--- begin PASSAGE ---

= National Federation of Building Trades Operatives =

Trade union federation in the UK

The National Federation of Building Trades Operatives (NFBTO) was a trade union federation in the United Kingdom, consisting of unions with members in construction and related industries.

==History==
In 1914, a group of workers attempted to form the Building Workers' Trade Union, a single industrial union to cover the entire construction industry. The existing unions in the industry opposed this, and held a conference in London in February 1915, to discuss their response. They decided to set up the National Associated Building Trades Council (NABTC). This focused on considering what industrial policies would be desirable after World War I was concluded.

The council's members remained autonomous in all matters and were free to leave at will, but it attracted affiliations from most relevant unions:

- Amalgamated Slaters', Tilers' and Roofing Operatives' Society
- Amalgamated Society of Carpenters and Joiners
- Manchester Unity of Operative Bricklayers' Society
- National Association of Builders' Labourers
- National Amalgamated Society of Operative House and Ship Painters and Decorators
- United Builders' Labourers' Union
- United Operative Plumbers and Domestic Engineers Association of Great Britain and Ireland

The council achieved little, and the Carpenters proposed that a more centralised federation be created. This was agreed by the member unions, and on 5 February 1918, the council was refounded as the NFBTO. It was governed by a general council, chaired by Alfred Gould, and a secretary, Bill Bradshaw. It launched a campaign for a shorter working week, which was successful. In 1924, its members were locked out, the NFBTO coming to a settlement with employers. The Amalgamated Society of Woodcutting Machinists and National Association of Operative Plasterers resigned from the federation in protest, but both rejoined a few years later.

The federation recognised that in rural areas, most small towns and villages had some building workers, but there were not enough in any particular trade to form a branch of one of the affiliated unions. It decided to create a Composite Section, to represent these workers directly. It divided these members into two classes: class A, whose work was not closely aligned with any particular union, and came under the discipline of the federation, and class B, who were aligned with a particular union, were given membership of it, but the federation handled their contributions and the administration of their membership.

The federation remained prominent under two long-term secretaries: Richard Coppock from 1920 to 1961, then Harry Weaver, their long tenures partly as a result of not having to seek re-election. In 1934, Coppock and the NFBTO were central to forming the International Federation of Building and Wood Workers. In its later years, the federation also organised summer schools, and published the Builders' Standard tabloid.

The NFBTO was regarded as slow to act and bureaucratic. General Council members, on hearing of an issue, would report to their union executives and wait to be told how to vote, before returning and making decisions at the following meeting. In an attempt to tackle this, in 1964 it was renamed the central council, and all executive members of affiliates could attend, in the hope of enabling immediate policy decisions. Given its unwieldy nature, the council only met four times a year, and an executive committee of seven members made decisions between meetings. The federation also set up regional councils, each with its own secretary, and in any location where more than one affiliate had a branch, they could choose to also form a branch of the federation.

--- end PASSAGE ---
--- begin ENTRIES PROVIDED ---

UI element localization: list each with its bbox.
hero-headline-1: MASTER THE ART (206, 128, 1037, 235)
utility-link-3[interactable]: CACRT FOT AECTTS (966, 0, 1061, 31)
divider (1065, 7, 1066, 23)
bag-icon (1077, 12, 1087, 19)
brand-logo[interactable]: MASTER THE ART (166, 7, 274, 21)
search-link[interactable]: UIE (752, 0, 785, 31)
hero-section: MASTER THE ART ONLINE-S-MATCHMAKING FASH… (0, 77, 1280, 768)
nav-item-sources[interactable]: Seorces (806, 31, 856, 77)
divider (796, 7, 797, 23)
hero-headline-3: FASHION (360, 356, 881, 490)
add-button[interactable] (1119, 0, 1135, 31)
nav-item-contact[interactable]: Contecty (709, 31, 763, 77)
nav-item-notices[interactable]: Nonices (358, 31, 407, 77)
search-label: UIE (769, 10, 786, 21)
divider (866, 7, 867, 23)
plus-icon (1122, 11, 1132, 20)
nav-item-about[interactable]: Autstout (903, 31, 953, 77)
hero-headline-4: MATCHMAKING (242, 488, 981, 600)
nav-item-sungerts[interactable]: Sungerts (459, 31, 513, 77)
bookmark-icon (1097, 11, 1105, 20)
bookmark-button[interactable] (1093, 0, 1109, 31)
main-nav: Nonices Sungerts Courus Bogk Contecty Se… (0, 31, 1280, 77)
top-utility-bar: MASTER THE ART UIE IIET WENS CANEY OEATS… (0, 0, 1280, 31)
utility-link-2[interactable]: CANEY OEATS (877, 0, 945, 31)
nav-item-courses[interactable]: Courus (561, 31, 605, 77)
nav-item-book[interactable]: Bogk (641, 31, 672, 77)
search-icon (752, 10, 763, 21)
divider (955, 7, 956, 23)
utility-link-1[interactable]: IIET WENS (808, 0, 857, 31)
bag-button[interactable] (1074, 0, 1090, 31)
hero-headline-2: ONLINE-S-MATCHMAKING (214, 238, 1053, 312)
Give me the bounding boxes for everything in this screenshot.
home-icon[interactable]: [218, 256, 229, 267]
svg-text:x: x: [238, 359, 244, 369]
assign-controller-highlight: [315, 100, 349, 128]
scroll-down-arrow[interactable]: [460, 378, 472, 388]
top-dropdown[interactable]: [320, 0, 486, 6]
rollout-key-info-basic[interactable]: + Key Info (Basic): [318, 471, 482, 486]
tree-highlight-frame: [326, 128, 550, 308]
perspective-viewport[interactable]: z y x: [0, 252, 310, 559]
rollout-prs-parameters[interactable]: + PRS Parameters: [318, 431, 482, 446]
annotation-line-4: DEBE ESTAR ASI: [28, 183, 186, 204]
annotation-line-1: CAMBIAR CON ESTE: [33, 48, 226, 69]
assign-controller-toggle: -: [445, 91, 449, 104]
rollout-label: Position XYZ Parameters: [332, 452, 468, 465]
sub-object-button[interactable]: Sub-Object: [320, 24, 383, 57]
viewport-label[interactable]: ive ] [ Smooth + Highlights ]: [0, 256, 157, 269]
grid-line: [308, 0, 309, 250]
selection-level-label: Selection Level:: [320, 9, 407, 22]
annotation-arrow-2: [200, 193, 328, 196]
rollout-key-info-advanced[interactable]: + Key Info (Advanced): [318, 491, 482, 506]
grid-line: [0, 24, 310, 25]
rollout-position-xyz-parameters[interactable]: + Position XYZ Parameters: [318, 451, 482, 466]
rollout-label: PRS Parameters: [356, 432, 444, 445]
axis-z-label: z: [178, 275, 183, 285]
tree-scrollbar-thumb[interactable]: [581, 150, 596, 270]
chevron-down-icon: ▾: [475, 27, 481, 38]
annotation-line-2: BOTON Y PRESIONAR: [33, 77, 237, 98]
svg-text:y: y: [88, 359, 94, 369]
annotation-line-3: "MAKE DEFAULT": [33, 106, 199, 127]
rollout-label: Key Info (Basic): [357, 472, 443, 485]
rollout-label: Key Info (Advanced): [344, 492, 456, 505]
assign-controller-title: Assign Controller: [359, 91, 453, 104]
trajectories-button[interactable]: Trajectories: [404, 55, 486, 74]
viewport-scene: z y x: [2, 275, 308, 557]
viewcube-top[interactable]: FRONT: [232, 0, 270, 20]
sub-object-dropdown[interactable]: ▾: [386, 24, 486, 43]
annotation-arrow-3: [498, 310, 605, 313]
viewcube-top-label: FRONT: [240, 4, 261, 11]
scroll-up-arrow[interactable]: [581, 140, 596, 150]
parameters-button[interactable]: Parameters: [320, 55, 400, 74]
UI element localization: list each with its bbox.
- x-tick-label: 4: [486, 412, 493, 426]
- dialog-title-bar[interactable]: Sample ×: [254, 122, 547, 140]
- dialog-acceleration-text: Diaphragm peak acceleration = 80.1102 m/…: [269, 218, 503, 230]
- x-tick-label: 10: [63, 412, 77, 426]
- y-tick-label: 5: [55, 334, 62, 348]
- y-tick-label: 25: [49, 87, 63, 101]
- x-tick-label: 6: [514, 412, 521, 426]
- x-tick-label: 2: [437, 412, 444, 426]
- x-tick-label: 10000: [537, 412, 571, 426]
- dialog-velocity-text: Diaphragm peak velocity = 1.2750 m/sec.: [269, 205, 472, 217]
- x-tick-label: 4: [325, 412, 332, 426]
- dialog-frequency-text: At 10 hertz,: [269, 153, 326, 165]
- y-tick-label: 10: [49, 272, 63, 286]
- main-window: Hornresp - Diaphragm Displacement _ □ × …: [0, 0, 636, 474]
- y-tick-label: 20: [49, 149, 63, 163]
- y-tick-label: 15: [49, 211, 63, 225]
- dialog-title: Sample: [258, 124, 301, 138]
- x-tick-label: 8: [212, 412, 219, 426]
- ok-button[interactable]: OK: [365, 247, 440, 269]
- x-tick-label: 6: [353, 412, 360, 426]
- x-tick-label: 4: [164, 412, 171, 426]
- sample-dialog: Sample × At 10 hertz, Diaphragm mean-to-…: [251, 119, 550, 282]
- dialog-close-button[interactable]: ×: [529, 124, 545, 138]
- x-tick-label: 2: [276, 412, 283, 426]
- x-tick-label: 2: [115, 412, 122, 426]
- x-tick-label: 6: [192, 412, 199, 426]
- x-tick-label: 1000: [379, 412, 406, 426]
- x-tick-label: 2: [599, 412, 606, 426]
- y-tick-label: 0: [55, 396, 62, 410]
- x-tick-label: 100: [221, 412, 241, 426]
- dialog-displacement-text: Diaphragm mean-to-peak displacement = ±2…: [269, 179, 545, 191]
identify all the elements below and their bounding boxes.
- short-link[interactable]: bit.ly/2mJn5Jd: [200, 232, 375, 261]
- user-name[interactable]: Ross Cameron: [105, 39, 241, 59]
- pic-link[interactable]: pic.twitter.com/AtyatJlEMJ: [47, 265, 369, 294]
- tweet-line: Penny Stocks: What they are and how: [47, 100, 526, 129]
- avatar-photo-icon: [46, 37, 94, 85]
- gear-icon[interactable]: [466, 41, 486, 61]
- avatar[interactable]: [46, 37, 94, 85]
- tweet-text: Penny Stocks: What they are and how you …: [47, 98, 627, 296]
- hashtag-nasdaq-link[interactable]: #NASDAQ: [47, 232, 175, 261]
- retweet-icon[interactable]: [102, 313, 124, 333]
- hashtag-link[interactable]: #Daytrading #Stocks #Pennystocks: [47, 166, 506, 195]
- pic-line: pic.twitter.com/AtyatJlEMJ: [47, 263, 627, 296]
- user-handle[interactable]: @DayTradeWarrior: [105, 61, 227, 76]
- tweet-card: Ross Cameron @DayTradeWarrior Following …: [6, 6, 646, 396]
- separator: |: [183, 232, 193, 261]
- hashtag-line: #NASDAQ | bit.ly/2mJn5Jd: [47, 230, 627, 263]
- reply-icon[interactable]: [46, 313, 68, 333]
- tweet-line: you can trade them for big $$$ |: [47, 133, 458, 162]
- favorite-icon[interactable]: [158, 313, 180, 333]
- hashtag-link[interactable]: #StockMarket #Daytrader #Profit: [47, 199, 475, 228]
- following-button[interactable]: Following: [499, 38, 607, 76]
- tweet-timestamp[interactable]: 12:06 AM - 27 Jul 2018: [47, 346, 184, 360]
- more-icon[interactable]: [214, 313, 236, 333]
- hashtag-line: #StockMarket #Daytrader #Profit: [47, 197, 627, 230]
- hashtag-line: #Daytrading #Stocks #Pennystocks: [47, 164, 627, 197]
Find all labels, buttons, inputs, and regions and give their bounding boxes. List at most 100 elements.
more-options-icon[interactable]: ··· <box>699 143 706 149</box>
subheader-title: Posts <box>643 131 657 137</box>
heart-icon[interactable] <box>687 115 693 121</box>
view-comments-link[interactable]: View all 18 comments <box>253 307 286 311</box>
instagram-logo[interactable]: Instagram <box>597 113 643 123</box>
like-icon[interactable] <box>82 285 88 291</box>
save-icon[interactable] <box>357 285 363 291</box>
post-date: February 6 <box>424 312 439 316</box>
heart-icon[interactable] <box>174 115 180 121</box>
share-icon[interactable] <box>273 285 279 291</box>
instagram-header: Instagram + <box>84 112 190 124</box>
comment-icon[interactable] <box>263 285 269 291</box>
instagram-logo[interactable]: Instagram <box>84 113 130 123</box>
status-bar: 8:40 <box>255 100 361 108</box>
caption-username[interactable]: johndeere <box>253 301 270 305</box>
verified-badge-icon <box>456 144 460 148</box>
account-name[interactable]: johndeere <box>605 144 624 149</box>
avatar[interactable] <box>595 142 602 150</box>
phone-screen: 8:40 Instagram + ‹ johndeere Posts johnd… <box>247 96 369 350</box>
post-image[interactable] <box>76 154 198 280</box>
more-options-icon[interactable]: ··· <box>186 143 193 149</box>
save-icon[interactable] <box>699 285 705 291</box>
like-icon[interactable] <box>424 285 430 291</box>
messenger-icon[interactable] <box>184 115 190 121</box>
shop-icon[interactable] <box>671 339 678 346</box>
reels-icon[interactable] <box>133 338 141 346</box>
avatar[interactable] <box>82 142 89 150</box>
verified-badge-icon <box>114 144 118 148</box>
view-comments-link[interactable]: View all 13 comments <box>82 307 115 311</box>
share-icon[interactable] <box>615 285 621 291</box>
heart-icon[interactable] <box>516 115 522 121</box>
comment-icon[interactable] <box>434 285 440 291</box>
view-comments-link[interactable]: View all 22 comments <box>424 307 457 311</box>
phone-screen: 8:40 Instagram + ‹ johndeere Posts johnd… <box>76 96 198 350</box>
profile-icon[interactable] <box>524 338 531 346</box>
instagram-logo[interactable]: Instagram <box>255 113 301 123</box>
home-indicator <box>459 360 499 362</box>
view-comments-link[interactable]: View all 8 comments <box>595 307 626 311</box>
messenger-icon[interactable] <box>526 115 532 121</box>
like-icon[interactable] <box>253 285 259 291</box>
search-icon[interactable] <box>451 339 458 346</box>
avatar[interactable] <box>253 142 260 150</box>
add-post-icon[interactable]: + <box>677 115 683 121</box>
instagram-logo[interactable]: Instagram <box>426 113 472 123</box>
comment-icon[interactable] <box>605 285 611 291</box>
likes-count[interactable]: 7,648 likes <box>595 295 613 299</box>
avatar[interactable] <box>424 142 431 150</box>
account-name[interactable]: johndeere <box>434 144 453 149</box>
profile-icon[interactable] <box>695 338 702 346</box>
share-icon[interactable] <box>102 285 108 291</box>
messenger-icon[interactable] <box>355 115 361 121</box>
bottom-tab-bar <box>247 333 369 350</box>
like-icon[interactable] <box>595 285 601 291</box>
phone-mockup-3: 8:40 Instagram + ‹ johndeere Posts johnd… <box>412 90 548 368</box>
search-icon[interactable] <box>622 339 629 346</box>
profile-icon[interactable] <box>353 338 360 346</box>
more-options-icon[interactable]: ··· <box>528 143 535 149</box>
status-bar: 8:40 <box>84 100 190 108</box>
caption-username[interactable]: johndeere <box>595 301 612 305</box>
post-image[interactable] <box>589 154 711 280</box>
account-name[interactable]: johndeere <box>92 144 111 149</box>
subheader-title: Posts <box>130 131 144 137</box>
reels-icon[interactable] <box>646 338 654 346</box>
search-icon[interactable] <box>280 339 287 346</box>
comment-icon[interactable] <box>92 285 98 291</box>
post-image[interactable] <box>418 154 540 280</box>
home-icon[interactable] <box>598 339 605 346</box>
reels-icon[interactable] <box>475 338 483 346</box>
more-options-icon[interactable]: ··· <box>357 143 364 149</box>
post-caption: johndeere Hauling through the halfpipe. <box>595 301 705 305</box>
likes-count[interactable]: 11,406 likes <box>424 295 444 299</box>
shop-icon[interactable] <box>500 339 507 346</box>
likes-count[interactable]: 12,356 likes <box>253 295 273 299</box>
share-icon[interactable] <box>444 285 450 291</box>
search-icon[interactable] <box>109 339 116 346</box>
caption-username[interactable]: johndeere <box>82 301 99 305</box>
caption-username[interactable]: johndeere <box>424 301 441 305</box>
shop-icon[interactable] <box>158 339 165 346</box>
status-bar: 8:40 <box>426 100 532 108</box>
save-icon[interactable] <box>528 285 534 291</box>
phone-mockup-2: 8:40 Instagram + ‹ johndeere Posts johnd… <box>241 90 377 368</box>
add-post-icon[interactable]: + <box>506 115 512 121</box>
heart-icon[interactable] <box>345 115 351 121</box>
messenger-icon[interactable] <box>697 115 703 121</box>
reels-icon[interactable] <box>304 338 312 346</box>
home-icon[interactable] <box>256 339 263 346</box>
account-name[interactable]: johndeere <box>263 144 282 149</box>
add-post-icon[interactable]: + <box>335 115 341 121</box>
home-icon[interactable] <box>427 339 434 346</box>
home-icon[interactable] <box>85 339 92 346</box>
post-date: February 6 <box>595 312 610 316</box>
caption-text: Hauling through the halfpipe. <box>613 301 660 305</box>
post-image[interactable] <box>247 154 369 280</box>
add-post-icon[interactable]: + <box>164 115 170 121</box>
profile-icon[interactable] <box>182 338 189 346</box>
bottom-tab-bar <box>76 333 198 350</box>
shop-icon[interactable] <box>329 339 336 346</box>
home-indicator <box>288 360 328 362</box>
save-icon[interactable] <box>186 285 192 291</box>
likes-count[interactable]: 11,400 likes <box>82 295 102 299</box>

--- end ENTRIES PROVIDED ---

TASKS TO PERFORM:
**A)** Write out the part of the NFBTO article that opens with the words containing "Trade union federation in the UK" and closes with "and related industries.".
**B)** Condense the NFBTO article's paragraph beginning "The federation recognised that in rural areas" into a short list of its main facts.
The material comes from a separate source and is unrelated to the NFBTO article.

ANSWER LIST:
**A)**
Trade union federation in the UK

The National Federation of Building Trades Operatives (NFBTO) was a trade union federation in the United Kingdom, consisting of unions with members in construction and related industries.

**B)**
- In rural areas, most small towns and villages had some building workers, but too few in any one trade to form a branch of an affiliated union.
- The federation created a Composite Section to represent these workers directly.
- Class A members' work was not closely aligned with any particular union, and they came under the federation's discipline.
- Class B members were aligned with a particular union and given membership of it, while the federation handled their contributions and membership administration.